> WORK TO BE COMPLETED
Below are the records. Gather each line that holds "обусловленная".

> INFORMATION SUPPLIED
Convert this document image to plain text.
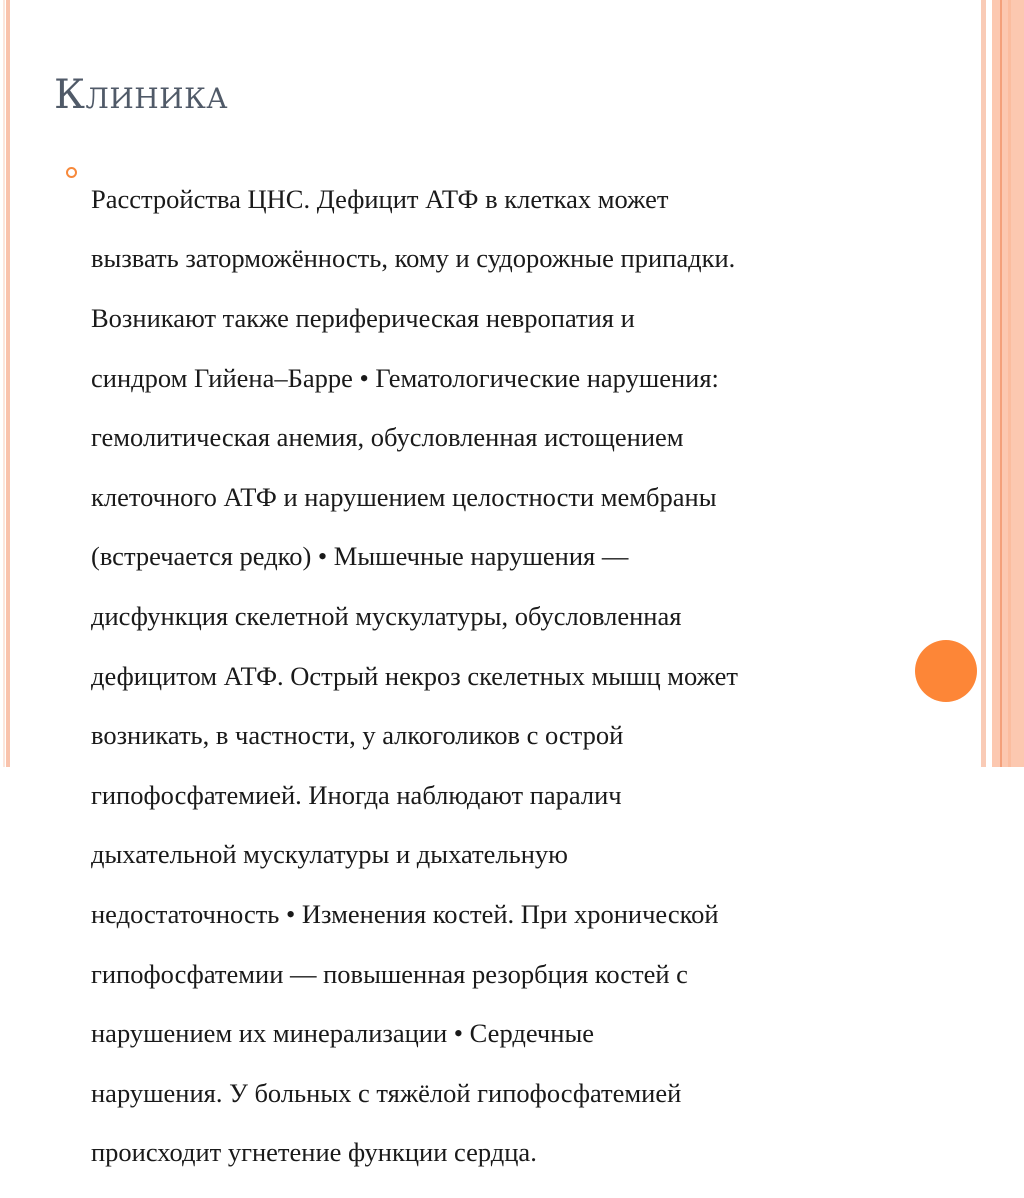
Клиника

Расстройства ЦНС. Дефицит АТФ в клетках может

вызвать заторможённость, кому и судорожные припадки.

Возникают также периферическая невропатия и

синдром Гийена–Барре • Гематологические нарушения:

гемолитическая анемия, обусловленная истощением

клеточного АТФ и нарушением целостности мембраны

(встречается редко) • Мышечные нарушения —

дисфункция скелетной мускулатуры, обусловленная

дефицитом АТФ. Острый некроз скелетных мышц может

возникать, в частности, у алкоголиков с острой

гипофосфатемией. Иногда наблюдают паралич

дыхательной мускулатуры и дыхательную

недостаточность • Изменения костей. При хронической

гипофосфатемии — повышенная резорбция костей с

нарушением их минерализации • Сердечные

нарушения. У больных с тяжёлой гипофосфатемией

происходит угнетение функции сердца.
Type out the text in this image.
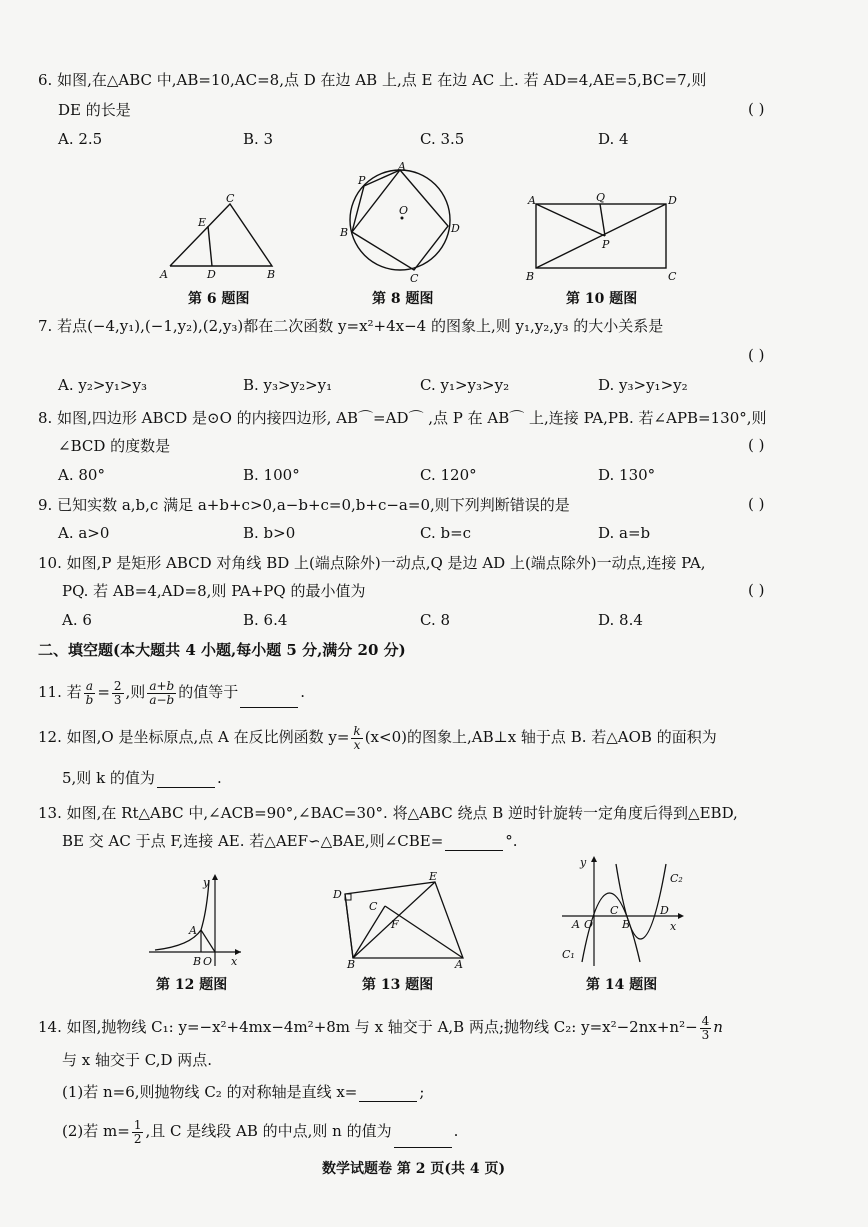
6. 如图,在△ABC 中,AB=10,AC=8,点 D 在边 AB 上,点 E 在边 AC 上. 若 AD=4,AE=5,BC=7,则
DE 的长是	( )
A. 2.5	B. 3	C. 3.5	D. 4
C
E
A	D	B
第 6 题图
P
A
O
B	D
C
第 8 题图
A	Q	D
P
B	C
第 10 题图
7. 若点(−4,y₁),(−1,y₂),(2,y₃)都在二次函数 y=x²+4x−4 的图象上,则 y₁,y₂,y₃ 的大小关系是
( )
A. y₂>y₁>y₃	B. y₃>y₂>y₁	C. y₁>y₃>y₂	D. y₃>y₁>y₂
8. 如图,四边形 ABCD 是⊙O 的内接四边形, AB⌒=AD⌒ ,点 P 在 AB⌒ 上,连接 PA,PB. 若∠APB=130°,则
∠BCD 的度数是	( )
A. 80°	B. 100°	C. 120°	D. 130°
9. 已知实数 a,b,c 满足 a+b+c>0,a−b+c=0,b+c−a=0,则下列判断错误的是	( )
A. a>0	B. b>0	C. b=c	D. a=b
10. 如图,P 是矩形 ABCD 对角线 BD 上(端点除外)一动点,Q 是边 AD 上(端点除外)一动点,连接 PA,
PQ. 若 AB=4,AD=8,则 PA+PQ 的最小值为	( )
A. 6	B. 6.4	C. 8	D. 8.4
二、填空题(本大题共 4 小题,每小题 5 分,满分 20 分)
11. 若 $\frac{a}{b} = \frac{2}{3}$ ,则 $\frac{a+b}{a-b}$ 的值等于	.
12. 如图,O 是坐标原点,点 A 在反比例函数 $y= \frac{k}{x} (x<0)$的图象上,AB⊥x 轴于点 B. 若△AOB 的面积为
5,则 k 的值为	.
13. 如图,在 Rt△ABC 中,∠ACB=90°,∠BAC=30°. 将△ABC 绕点 B 逆时针旋转一定角度后得到△EBD,
BE 交 AC 于点 F,连接 AE. 若△AEF∽△BAE,则∠CBE=	°.
y
A
B O x
第 12 题图
D
E
C
F
B	A
第 13 题图
y
C₂
A O
C
B
D
x
C₁
第 14 题图
14. 如图,抛物线 C₁: y=−x²+4mx−4m²+8m 与 x 轴交于 A,B 两点;抛物线 C₂: $y=x^2-2nx+n^2- \frac{4}{3}$ n
与 x 轴交于 C,D 两点.
(1)若 n=6,则抛物线 C₂ 的对称轴是直线 x=	;
(2)若 $m= \frac{1}{2}$ ,且 C 是线段 AB 的中点,则 n 的值为	.
数学试题卷 第 2 页(共 4 页)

> ANSWER TO THIS TASK
гемолитическая анемия, обусловленная истощением
дисфункция скелетной мускулатуры, обусловленная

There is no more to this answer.